■ Problem to work on
Single out each line with the word "rate" and copy it.

------------------------------------------------------------------------

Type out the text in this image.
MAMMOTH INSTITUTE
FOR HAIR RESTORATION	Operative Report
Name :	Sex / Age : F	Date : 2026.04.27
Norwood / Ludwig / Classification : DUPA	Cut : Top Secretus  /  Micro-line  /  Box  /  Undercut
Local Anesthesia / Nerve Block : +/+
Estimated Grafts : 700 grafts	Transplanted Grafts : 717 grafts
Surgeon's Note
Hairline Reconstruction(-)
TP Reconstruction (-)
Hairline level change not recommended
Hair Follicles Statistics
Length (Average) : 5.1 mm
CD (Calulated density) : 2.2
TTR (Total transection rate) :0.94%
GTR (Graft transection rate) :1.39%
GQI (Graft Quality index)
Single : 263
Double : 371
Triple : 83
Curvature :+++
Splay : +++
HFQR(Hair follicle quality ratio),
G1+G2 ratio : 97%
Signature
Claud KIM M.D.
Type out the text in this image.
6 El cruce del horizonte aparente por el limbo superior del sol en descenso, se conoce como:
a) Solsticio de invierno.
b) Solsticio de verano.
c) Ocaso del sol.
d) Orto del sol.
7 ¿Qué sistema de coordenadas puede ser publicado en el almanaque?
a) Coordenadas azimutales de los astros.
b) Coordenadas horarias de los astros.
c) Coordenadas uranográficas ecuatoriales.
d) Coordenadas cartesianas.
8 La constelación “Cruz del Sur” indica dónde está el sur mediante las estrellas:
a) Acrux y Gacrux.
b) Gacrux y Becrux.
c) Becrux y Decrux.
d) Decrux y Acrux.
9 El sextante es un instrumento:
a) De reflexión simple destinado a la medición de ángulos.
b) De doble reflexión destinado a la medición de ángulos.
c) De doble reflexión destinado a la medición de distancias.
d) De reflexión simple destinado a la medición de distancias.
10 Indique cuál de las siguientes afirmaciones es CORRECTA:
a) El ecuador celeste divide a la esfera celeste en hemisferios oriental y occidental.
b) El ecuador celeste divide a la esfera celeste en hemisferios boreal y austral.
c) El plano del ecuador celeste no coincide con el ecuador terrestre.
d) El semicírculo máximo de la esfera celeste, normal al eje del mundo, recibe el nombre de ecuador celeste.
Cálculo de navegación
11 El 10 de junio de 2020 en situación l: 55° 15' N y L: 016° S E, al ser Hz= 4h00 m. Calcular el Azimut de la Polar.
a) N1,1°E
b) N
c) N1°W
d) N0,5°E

------------------------------------------------------------------------

■ Finished answer
TTR (Total transection rate) :0.94%
GTR (Graft transection rate) :1.39%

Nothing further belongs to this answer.